(Saved data entries)
* Begin *
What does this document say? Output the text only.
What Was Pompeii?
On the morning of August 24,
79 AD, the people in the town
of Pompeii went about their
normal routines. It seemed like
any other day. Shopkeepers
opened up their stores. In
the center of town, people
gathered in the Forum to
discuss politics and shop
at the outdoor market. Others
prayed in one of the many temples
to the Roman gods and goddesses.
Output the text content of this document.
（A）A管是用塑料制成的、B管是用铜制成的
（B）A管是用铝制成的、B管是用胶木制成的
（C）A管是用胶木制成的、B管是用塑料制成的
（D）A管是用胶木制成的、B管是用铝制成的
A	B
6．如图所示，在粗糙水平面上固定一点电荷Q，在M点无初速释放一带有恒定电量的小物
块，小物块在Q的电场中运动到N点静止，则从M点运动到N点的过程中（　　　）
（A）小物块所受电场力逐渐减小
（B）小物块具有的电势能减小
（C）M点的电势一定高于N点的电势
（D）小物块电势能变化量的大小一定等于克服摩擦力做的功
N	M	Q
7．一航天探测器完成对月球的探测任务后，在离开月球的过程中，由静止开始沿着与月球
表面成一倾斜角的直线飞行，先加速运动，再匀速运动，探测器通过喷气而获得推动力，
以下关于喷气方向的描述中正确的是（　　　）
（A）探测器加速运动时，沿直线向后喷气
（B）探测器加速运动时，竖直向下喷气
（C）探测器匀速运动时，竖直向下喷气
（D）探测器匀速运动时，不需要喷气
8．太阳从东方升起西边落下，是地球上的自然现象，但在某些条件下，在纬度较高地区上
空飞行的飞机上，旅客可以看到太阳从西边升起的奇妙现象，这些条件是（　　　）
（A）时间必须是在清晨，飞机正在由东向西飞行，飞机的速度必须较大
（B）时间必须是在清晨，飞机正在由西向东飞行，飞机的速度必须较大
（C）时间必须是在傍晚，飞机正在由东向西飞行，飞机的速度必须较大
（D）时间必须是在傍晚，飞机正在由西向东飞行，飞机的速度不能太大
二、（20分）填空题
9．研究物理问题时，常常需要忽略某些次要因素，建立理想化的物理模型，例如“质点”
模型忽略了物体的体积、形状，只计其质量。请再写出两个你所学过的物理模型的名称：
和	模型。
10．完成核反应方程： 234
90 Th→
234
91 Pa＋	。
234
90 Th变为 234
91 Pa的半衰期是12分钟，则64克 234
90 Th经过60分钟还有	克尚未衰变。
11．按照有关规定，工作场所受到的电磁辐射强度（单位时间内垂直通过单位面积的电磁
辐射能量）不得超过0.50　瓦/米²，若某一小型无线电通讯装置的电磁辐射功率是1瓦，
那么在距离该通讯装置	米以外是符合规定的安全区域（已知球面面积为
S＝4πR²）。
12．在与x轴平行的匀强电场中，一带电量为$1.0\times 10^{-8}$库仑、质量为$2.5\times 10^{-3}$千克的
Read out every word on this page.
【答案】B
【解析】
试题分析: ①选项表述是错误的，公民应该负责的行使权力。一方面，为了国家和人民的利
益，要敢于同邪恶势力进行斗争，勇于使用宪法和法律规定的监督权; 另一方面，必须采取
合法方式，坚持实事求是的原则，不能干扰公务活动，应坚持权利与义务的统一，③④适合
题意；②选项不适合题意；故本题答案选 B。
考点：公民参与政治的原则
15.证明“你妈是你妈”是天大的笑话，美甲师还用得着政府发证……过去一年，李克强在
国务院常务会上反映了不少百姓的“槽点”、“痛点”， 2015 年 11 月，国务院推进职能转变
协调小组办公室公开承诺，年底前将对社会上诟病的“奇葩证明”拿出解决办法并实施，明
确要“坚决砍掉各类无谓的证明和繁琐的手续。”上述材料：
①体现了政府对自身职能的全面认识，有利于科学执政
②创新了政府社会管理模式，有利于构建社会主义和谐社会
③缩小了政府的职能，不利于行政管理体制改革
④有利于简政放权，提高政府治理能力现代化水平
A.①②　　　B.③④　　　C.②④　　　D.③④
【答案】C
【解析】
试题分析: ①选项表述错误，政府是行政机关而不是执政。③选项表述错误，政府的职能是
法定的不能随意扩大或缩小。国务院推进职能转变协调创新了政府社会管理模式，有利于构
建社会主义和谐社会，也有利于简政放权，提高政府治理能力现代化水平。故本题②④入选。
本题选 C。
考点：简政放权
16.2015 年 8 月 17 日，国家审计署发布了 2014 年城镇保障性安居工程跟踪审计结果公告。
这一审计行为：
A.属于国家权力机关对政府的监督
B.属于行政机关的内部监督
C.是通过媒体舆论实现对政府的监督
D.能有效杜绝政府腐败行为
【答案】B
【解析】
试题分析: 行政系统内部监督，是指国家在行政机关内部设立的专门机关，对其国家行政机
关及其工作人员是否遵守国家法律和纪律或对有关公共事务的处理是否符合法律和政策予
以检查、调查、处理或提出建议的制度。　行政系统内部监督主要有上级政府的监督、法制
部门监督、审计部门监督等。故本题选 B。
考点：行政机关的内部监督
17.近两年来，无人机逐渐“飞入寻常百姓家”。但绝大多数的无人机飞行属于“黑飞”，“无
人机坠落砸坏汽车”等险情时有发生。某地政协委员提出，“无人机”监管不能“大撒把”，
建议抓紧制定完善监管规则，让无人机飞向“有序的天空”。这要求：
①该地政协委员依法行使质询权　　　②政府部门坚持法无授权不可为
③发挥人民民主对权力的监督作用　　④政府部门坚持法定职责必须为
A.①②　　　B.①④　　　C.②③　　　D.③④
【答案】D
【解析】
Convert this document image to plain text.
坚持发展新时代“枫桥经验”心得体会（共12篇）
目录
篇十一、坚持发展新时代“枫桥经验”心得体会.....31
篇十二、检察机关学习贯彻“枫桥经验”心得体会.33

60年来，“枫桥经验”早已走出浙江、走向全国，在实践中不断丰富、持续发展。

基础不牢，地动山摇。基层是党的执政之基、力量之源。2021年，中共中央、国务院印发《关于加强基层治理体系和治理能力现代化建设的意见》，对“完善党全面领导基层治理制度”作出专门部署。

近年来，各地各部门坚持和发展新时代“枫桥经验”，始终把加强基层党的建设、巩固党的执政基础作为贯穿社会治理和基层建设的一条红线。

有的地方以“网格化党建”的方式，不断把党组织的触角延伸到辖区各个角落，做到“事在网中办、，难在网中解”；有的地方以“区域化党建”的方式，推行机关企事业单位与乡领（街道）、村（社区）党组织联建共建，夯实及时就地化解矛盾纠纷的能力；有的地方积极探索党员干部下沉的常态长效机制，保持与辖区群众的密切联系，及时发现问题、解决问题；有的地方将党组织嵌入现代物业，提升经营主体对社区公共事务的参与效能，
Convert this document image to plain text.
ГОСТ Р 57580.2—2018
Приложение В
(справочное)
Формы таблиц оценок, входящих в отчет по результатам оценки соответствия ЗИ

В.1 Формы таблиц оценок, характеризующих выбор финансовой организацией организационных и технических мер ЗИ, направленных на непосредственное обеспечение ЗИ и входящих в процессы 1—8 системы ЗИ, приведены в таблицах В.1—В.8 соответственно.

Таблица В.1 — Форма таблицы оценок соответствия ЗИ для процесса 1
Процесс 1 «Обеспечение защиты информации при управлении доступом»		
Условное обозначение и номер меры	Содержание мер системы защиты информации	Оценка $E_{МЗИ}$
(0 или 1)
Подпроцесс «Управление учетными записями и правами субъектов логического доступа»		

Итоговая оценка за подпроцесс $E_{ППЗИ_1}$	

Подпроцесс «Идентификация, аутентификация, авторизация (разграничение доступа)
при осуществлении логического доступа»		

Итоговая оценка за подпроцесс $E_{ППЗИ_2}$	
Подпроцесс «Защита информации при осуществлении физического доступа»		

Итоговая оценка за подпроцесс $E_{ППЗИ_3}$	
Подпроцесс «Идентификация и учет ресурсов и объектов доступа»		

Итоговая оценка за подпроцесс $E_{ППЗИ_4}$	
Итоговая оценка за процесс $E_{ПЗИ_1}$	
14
* End *
## [Task details]
Report how many lines in the listing above include the word "соответствия". Give nothing but the number.

## [Correct result]
2